▽

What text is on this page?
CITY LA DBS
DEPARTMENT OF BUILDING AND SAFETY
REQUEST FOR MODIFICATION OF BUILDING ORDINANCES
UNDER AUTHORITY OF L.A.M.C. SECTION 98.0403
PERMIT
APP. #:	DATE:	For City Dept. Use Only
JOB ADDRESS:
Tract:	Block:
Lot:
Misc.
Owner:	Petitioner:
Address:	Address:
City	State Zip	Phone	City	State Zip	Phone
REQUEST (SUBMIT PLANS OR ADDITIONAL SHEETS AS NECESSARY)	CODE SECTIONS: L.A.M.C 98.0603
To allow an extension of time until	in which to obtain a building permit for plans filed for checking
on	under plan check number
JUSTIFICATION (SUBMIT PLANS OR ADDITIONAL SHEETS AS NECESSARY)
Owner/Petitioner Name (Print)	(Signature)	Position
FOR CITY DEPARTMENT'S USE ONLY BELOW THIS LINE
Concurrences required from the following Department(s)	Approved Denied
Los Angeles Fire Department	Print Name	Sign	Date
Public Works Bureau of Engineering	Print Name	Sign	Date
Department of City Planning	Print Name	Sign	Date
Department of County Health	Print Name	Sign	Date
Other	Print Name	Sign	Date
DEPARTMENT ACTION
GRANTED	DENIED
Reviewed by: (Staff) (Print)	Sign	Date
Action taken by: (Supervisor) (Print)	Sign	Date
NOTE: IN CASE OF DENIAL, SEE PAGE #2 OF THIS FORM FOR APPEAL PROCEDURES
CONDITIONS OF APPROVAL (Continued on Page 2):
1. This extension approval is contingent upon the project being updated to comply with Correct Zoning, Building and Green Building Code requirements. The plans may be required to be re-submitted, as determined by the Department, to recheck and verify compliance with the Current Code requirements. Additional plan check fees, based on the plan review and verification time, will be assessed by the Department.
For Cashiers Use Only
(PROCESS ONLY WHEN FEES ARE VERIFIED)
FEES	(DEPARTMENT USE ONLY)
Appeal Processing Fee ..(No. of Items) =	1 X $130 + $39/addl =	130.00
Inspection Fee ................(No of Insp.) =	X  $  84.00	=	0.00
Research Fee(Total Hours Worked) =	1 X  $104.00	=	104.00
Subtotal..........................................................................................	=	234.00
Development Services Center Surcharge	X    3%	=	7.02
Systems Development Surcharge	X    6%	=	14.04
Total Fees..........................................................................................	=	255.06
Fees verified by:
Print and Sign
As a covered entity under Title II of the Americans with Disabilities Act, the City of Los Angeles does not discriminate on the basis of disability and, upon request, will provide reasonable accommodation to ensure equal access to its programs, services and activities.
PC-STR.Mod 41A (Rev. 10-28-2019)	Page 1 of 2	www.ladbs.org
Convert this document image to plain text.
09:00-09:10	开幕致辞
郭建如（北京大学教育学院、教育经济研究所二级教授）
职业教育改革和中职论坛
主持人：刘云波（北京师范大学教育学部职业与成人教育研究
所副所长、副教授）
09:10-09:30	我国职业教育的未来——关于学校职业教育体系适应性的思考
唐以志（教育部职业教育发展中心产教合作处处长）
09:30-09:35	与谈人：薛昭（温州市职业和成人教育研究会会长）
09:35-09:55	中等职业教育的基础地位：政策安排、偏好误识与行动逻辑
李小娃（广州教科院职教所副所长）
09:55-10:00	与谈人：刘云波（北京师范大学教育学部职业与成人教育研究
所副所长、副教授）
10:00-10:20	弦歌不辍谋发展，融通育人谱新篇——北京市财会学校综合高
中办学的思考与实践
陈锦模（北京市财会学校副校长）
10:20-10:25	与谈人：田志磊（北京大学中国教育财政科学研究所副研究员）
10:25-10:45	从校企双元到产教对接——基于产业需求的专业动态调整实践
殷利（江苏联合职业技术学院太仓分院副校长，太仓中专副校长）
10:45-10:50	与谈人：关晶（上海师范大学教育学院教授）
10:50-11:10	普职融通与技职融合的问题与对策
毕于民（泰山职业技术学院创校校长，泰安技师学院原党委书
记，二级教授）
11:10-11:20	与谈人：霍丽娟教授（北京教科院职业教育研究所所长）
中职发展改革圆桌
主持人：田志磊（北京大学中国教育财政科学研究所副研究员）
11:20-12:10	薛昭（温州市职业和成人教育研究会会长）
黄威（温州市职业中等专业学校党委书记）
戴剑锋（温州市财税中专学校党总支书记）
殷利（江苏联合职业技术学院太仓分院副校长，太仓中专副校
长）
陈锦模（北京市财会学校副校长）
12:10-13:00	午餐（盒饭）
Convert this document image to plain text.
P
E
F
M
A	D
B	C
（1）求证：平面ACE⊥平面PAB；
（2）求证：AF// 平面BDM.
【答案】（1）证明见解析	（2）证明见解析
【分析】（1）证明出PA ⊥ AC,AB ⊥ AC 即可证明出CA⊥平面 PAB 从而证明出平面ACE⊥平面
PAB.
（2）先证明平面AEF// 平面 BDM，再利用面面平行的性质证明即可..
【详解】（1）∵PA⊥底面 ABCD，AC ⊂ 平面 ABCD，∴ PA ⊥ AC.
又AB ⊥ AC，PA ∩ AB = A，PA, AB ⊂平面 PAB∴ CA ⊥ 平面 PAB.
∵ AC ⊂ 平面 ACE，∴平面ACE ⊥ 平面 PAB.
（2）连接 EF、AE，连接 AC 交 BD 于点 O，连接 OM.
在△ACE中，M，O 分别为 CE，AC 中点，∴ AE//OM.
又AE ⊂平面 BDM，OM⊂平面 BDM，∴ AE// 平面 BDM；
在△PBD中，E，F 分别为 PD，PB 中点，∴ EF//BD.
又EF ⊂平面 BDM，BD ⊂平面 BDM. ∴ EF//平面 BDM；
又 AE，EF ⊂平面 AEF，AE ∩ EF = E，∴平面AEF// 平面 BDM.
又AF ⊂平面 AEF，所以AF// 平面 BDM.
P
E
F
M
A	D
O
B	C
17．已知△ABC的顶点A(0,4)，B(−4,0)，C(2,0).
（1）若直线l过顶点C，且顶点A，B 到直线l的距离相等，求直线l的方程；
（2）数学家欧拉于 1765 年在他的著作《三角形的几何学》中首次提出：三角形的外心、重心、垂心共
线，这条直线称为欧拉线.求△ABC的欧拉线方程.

△

_Your objective_
Tally the lines above that contain the word "温州市职业和成人教育研究会会长", and reply with only the number.

_Reply to the exercise_
2